[Excerpt to read]
A regex selector can end with an optional
regex-env or flag, such as
/g which selects a global match. A selector like this followed by a value returns the full original value with the match(es) replaced by the second supplied value.
(@p1 It is not well known that the Disneyland Monorail System and Disneyland Railroad were owned by a separate business, WED Enterprises, which Walt controlled. Later renamed Retlaw Enterprises ("Walter" in reverse), the business was sold by Disney's heirs to the Walt Disney Company in 1982.)
(@p1 /business/g company) ⇒ It is not well known that the Disneyland Monorail System and Disneyland Railroad were owned by a separate company, WED Enterprises, which Walt controlled. Later renamed Retlaw Enterprises ("Walter" in reverse), the company was sold by Disney's heirs to the Walt Disney Company in 1982.
When an expression contains multiple regex selectors, each resulting value is curried to the next selector in left-to-right order.
(@WINDY-CITY Chicago, IL /[^,]+/ /cago/ -Town)

[Information provided]
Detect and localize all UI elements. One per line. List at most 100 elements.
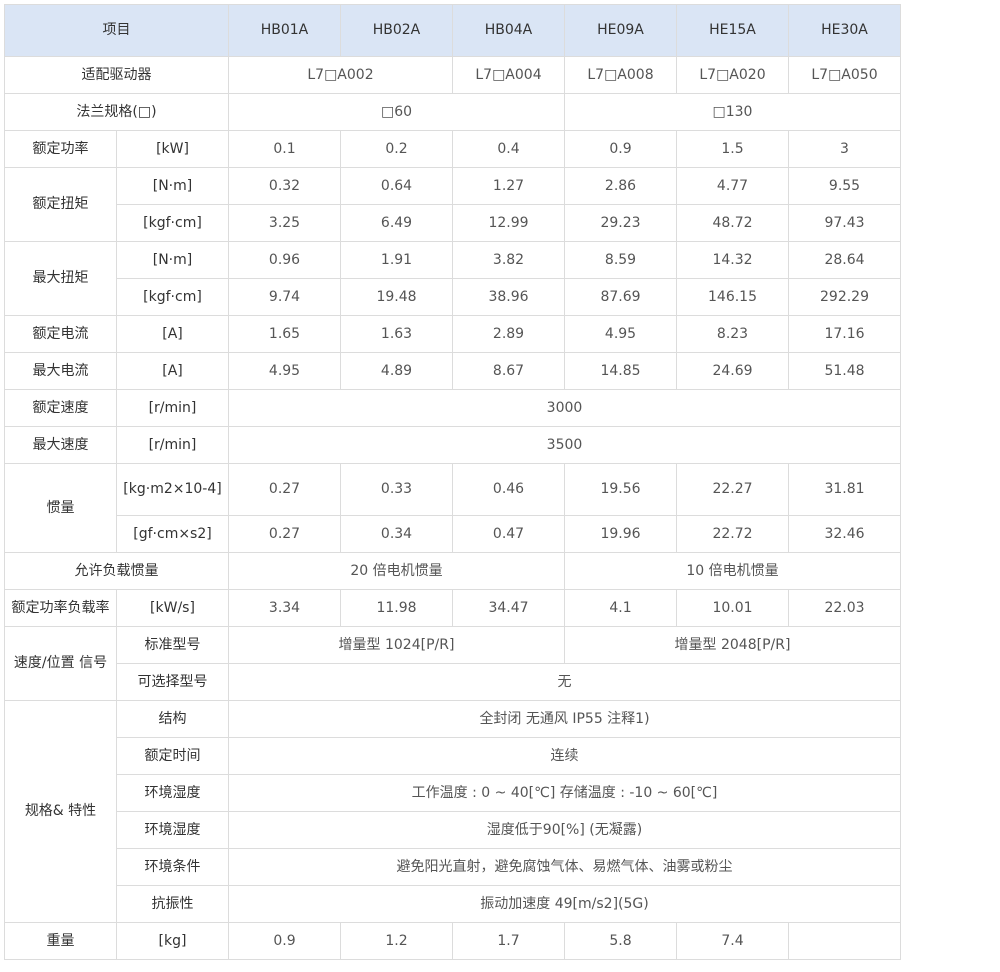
table-row: 最大电流 [A] 4.95 4.89 8.67 14.85 24.69 51.4… xyxy=(4,352,901,390)
header-model: HE15A xyxy=(676,4,789,57)
table-row: 速度/位置 信号 标准型号 增量型 1024[P/R] 增量型 2048[P/R… xyxy=(4,626,901,701)
cell: 0.2 xyxy=(340,130,453,168)
cell: 7.4 xyxy=(676,922,789,960)
cell: 31.81 xyxy=(788,463,901,516)
cell: 1.27 xyxy=(452,167,565,205)
header-model: HB01A xyxy=(228,4,341,57)
row-label: 惯量 xyxy=(4,463,117,553)
cell: 4.77 xyxy=(676,167,789,205)
sub-label: 标准型号 xyxy=(116,626,229,664)
unit: [gf·cm×s2] xyxy=(116,515,229,553)
servo-motor-spec-table: 项目 HB01A HB02A HB04A HE09A HE15A HE30A 适… xyxy=(4,4,901,960)
unit: [kgf·cm] xyxy=(116,278,229,316)
cell: L7□A020 xyxy=(676,56,789,94)
cell: 32.46 xyxy=(788,515,901,553)
header-model: HE30A xyxy=(788,4,901,57)
row-label: 允许负载惯量 xyxy=(4,552,229,590)
cell: 湿度低于90[%] (无凝露) xyxy=(228,811,901,849)
cell: 4.95 xyxy=(564,315,677,353)
unit: [kW/s] xyxy=(116,589,229,627)
cell: 97.43 xyxy=(788,204,901,242)
row-label: 额定电流 xyxy=(4,315,117,353)
cell: 12.99 xyxy=(452,204,565,242)
cell: 4.1 xyxy=(564,589,677,627)
table-row: 环境湿度 工作温度 : 0 ~ 40[℃] 存储温度 : -10 ~ 60[℃] xyxy=(5,774,901,812)
row-label: 适配驱动器 xyxy=(4,56,229,94)
cell: 无 xyxy=(228,663,901,701)
table-row: 适配驱动器 L7□A002 L7□A004 L7□A008 L7□A020 L7… xyxy=(4,56,901,94)
cell: 48.72 xyxy=(676,204,789,242)
cell: 振动加速度 49[m/s2](5G) xyxy=(228,885,901,923)
table-row: 额定扭矩 [N·m] 0.32 0.64 1.27 2.86 4.77 9.55 xyxy=(4,167,901,242)
sub-label: 额定时间 xyxy=(116,737,229,775)
cell: 34.47 xyxy=(452,589,565,627)
row-label: 额定扭矩 xyxy=(4,167,117,242)
cell: 17.16 xyxy=(788,315,901,353)
cell: 38.96 xyxy=(452,278,565,316)
cell: 1.91 xyxy=(340,241,453,279)
cell: 0.32 xyxy=(228,167,341,205)
sub-label: 环境条件 xyxy=(116,848,229,886)
cell: 0.47 xyxy=(452,515,565,553)
unit: [kg] xyxy=(116,922,229,960)
cell: 5.8 xyxy=(564,922,677,960)
cell: 4.95 xyxy=(228,352,341,390)
cell: 8.67 xyxy=(452,352,565,390)
cell: 9.74 xyxy=(228,278,341,316)
cell: 增量型 2048[P/R] xyxy=(564,626,901,664)
unit: [kg·m2×10-4] xyxy=(116,463,229,516)
table-row: 最大扭矩 [N·m] 0.96 1.91 3.82 8.59 14.32 28.… xyxy=(4,241,901,316)
table-row: 额定功率负载率 [kW/s] 3.34 11.98 34.47 4.1 10.0… xyxy=(4,589,901,627)
header-row: 项目 HB01A HB02A HB04A HE09A HE15A HE30A xyxy=(4,4,901,57)
row-label: 最大扭矩 xyxy=(4,241,117,316)
cell: 3.25 xyxy=(228,204,341,242)
cell: 全封闭 无通风 IP55 注释1) xyxy=(228,700,901,738)
cell: 避免阳光直射，避免腐蚀气体、易燃气体、油雾或粉尘 xyxy=(228,848,901,886)
cell: 2.86 xyxy=(564,167,677,205)
table-row: 允许负载惯量 20 倍电机惯量 10 倍电机惯量 xyxy=(4,552,901,590)
cell: □60 xyxy=(228,93,565,131)
cell: 19.56 xyxy=(564,463,677,516)
cell: 14.85 xyxy=(564,352,677,390)
unit: [kW] xyxy=(116,130,229,168)
cell: 0.1 xyxy=(228,130,341,168)
cell: 0.34 xyxy=(340,515,453,553)
row-label: 额定功率负载率 xyxy=(4,589,117,627)
cell: 0.9 xyxy=(228,922,341,960)
cell: L7□A002 xyxy=(228,56,453,94)
cell: 10.01 xyxy=(676,589,789,627)
table-row: 法兰规格(□) □60 □130 xyxy=(4,93,901,131)
row-label: 额定速度 xyxy=(4,389,117,427)
header-model: HB04A xyxy=(452,4,565,57)
table-row: [kgf·cm] 9.74 19.48 38.96 87.69 146.15 2… xyxy=(5,278,901,316)
unit: [N·m] xyxy=(116,167,229,205)
cell: 51.48 xyxy=(788,352,901,390)
cell: 8.59 xyxy=(564,241,677,279)
cell: 4.89 xyxy=(340,352,453,390)
cell: 3000 xyxy=(228,389,901,427)
cell: 11.98 xyxy=(340,589,453,627)
sub-label: 环境湿度 xyxy=(116,811,229,849)
header-item: 项目 xyxy=(4,4,229,57)
cell: 146.15 xyxy=(676,278,789,316)
table-row: [gf·cm×s2] 0.27 0.34 0.47 19.96 22.72 32… xyxy=(5,515,901,553)
row-label: 法兰规格(□) xyxy=(4,93,229,131)
row-label: 最大电流 xyxy=(4,352,117,390)
cell: 0.46 xyxy=(452,463,565,516)
header-model: HB02A xyxy=(340,4,453,57)
cell: 1.5 xyxy=(676,130,789,168)
cell: 292.29 xyxy=(788,278,901,316)
table-row: 惯量 [kg·m2×10-4] 0.27 0.33 0.46 19.56 22.… xyxy=(4,463,901,553)
cell: 22.72 xyxy=(676,515,789,553)
table-row: 最大速度 [r/min] 3500 xyxy=(4,426,901,464)
cell: 6.49 xyxy=(340,204,453,242)
table-row: 额定电流 [A] 1.65 1.63 2.89 4.95 8.23 17.16 xyxy=(4,315,901,353)
unit: [r/min] xyxy=(116,389,229,427)
cell: 22.27 xyxy=(676,463,789,516)
cell: 2.89 xyxy=(452,315,565,353)
cell: 0.9 xyxy=(564,130,677,168)
table-row: 可选择型号 无 xyxy=(5,663,901,701)
cell: 19.48 xyxy=(340,278,453,316)
cell: 29.23 xyxy=(564,204,677,242)
cell: 0.96 xyxy=(228,241,341,279)
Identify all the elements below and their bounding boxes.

[Exercise set]
a: In the regex selector documentation, what happens when an expression contains multiple regex selectors?
b: Write the next part of the regex selector documentation, picking up right after its final line.

[Task answers]
a: Each resulting value is curried to the next selector in left-to-right order.

b:
(@WINDY-CITY) ⇒ Chi-Town
Selectors persist in the atom's subatomic space until the atom's value is set again. Setting an atom's value removes all existing regex selectors.
(@SCROOGE Uncle Scrooge) (@SCROOGE /Uncle/ Unca) (@SCROOGE) ⇒ Unca Scrooge (@SCROOGE Uncle Scrooge McDuck) ⇒ Uncle Scrooge McDuck
While it is not possible to directly remove a selector from an atom, the atom can be rewritten without the undesired selector, which achieves the same effect while preserving the previous value in the hybrid database.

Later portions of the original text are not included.